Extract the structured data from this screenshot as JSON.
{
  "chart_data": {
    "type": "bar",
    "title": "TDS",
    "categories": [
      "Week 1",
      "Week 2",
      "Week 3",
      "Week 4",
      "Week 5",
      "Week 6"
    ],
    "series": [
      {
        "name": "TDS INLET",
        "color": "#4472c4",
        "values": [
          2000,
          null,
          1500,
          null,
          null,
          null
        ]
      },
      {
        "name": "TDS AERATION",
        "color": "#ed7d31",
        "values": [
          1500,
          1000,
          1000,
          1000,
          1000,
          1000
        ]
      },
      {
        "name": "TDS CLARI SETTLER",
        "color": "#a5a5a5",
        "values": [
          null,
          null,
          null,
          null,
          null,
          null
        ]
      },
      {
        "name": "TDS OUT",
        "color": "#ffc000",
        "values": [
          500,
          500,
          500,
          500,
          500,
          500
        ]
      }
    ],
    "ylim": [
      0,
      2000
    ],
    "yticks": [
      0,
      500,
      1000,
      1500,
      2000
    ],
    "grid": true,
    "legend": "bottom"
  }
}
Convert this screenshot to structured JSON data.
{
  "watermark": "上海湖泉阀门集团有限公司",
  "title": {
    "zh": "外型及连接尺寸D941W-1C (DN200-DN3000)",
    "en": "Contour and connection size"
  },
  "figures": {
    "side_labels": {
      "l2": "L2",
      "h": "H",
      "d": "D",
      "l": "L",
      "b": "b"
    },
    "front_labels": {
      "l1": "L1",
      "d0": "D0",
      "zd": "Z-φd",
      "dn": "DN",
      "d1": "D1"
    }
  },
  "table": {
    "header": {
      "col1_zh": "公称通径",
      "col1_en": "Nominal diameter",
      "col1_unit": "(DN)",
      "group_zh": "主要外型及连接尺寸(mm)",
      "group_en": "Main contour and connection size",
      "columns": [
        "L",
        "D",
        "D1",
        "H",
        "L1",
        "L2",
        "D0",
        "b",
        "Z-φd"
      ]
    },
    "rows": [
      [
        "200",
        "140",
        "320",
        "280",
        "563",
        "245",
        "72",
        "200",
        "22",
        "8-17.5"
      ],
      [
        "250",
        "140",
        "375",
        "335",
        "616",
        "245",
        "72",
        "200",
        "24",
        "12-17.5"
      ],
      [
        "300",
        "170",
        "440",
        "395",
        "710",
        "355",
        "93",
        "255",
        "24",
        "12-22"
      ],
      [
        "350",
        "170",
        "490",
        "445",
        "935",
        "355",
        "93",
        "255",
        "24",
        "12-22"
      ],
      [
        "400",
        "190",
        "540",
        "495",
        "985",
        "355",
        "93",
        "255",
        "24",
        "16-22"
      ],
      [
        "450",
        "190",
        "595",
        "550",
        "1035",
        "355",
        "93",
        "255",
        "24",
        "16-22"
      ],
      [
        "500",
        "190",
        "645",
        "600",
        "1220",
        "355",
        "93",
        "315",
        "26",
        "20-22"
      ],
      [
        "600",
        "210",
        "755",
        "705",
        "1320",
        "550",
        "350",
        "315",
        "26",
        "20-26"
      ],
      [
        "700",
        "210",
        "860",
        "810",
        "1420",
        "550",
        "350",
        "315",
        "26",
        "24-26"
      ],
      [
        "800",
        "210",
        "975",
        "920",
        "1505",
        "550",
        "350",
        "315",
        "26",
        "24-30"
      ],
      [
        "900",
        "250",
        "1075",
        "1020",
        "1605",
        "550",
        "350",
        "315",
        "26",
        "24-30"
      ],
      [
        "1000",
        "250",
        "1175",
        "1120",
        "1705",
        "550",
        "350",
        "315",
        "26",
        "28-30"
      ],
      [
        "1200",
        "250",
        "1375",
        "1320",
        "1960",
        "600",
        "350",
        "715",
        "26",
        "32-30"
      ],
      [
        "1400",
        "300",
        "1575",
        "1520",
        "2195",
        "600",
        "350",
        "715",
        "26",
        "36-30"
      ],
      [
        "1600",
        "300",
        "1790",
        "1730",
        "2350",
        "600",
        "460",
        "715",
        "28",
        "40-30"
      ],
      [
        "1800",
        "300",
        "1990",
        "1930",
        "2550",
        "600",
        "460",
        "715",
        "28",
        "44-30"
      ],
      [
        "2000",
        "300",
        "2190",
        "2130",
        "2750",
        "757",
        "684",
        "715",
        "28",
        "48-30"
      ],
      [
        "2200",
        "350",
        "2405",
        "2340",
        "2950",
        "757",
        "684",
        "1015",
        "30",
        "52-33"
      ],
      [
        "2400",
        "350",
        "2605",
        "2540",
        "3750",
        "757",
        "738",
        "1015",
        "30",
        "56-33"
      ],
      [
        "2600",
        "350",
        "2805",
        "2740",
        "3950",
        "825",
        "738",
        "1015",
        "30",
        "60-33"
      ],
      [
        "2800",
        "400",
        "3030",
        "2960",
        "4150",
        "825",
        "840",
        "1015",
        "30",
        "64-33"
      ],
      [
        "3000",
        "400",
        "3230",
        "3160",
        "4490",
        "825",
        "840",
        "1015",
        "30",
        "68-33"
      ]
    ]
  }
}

● ● ● ● ●

• **Prompt**:
Repeat the lines above exactly.

• **Answer**:
Extract the structured data from this screenshot as JSON.
{
  "chart_data": {
    "type": "bar",
    "title": "TDS",
    "categories": [
      "Week 1",
      "Week 2",
      "Week 3",
      "Week 4",
      "Week 5",
      "Week 6"
    ],
    "series": [
      {
        "name": "TDS INLET",
        "color": "#4472c4",
        "values": [
          2000,
          null,
          1500,
          null,
          null,
          null
        ]
      },
      {
        "name": "TDS AERATION",
        "color": "#ed7d31",
        "values": [
          1500,
          1000,
          1000,
          1000,
          1000,
          1000
        ]
      },
      {
        "name": "TDS CLARI SETTLER",
        "color": "#a5a5a5",
        "values": [
          null,
          null,
          null,
          null,
          null,
          null
        ]
      },
      {
        "name": "TDS OUT",
        "color": "#ffc000",
        "values": [
          500,
          500,
          500,
          500,
          500,
          500
        ]
      }
    ],
    "ylim": [
      0,
      2000
    ],
    "yticks": [
      0,
      500,
      1000,
      1500,
      2000
    ],
    "grid": true,
    "legend": "bottom"
  }
}
Convert this screenshot to structured JSON data.
{
  "watermark": "上海湖泉阀门集团有限公司",
  "title": {
    "zh": "外型及连接尺寸D941W-1C (DN200-DN3000)",
    "en": "Contour and connection size"
  },
  "figures": {
    "side_labels": {
      "l2": "L2",
      "h": "H",
      "d": "D",
      "l": "L",
      "b": "b"
    },
    "front_labels": {
      "l1": "L1",
      "d0": "D0",
      "zd": "Z-φd",
      "dn": "DN",
      "d1": "D1"
    }
  },
  "table": {
    "header": {
      "col1_zh": "公称通径",
      "col1_en": "Nominal diameter",
      "col1_unit": "(DN)",
      "group_zh": "主要外型及连接尺寸(mm)",
      "group_en": "Main contour and connection size",
      "columns": [
        "L",
        "D",
        "D1",
        "H",
        "L1",
        "L2",
        "D0",
        "b",
        "Z-φd"
      ]
    },
    "rows": [
      [
        "200",
        "140",
        "320",
        "280",
        "563",
        "245",
        "72",
        "200",
        "22",
        "8-17.5"
      ],
      [
        "250",
        "140",
        "375",
        "335",
        "616",
        "245",
        "72",
        "200",
        "24",
        "12-17.5"
      ],
      [
        "300",
        "170",
        "440",
        "395",
        "710",
        "355",
        "93",
        "255",
        "24",
        "12-22"
      ],
      [
        "350",
        "170",
        "490",
        "445",
        "935",
        "355",
        "93",
        "255",
        "24",
        "12-22"
      ],
      [
        "400",
        "190",
        "540",
        "495",
        "985",
        "355",
        "93",
        "255",
        "24",
        "16-22"
      ],
      [
        "450",
        "190",
        "595",
        "550",
        "1035",
        "355",
        "93",
        "255",
        "24",
        "16-22"
      ],
      [
        "500",
        "190",
        "645",
        "600",
        "1220",
        "355",
        "93",
        "315",
        "26",
        "20-22"
      ],
      [
        "600",
        "210",
        "755",
        "705",
        "1320",
        "550",
        "350",
        "315",
        "26",
        "20-26"
      ],
      [
        "700",
        "210",
        "860",
        "810",
        "1420",
        "550",
        "350",
        "315",
        "26",
        "24-26"
      ],
      [
        "800",
        "210",
        "975",
        "920",
        "1505",
        "550",
        "350",
        "315",
        "26",
        "24-30"
      ],
      [
        "900",
        "250",
        "1075",
        "1020",
        "1605",
        "550",
        "350",
        "315",
        "26",
        "24-30"
      ],
      [
        "1000",
        "250",
        "1175",
        "1120",
        "1705",
        "550",
        "350",
        "315",
        "26",
        "28-30"
      ],
      [
        "1200",
        "250",
        "1375",
        "1320",
        "1960",
        "600",
        "350",
        "715",
        "26",
        "32-30"
      ],
      [
        "1400",
        "300",
        "1575",
        "1520",
        "2195",
        "600",
        "350",
        "715",
        "26",
        "36-30"
      ],
      [
        "1600",
        "300",
        "1790",
        "1730",
        "2350",
        "600",
        "460",
        "715",
        "28",
        "40-30"
      ],
      [
        "1800",
        "300",
        "1990",
        "1930",
        "2550",
        "600",
        "460",
        "715",
        "28",
        "44-30"
      ],
      [
        "2000",
        "300",
        "2190",
        "2130",
        "2750",
        "757",
        "684",
        "715",
        "28",
        "48-30"
      ],
      [
        "2200",
        "350",
        "2405",
        "2340",
        "2950",
        "757",
        "684",
        "1015",
        "30",
        "52-33"
      ],
      [
        "2400",
        "350",
        "2605",
        "2540",
        "3750",
        "757",
        "738",
        "1015",
        "30",
        "56-33"
      ],
      [
        "2600",
        "350",
        "2805",
        "2740",
        "3950",
        "825",
        "738",
        "1015",
        "30",
        "60-33"
      ],
      [
        "2800",
        "400",
        "3030",
        "2960",
        "4150",
        "825",
        "840",
        "1015",
        "30",
        "64-33"
      ],
      [
        "3000",
        "400",
        "3230",
        "3160",
        "4490",
        "825",
        "840",
        "1015",
        "30",
        "68-33"
      ]
    ]
  }
}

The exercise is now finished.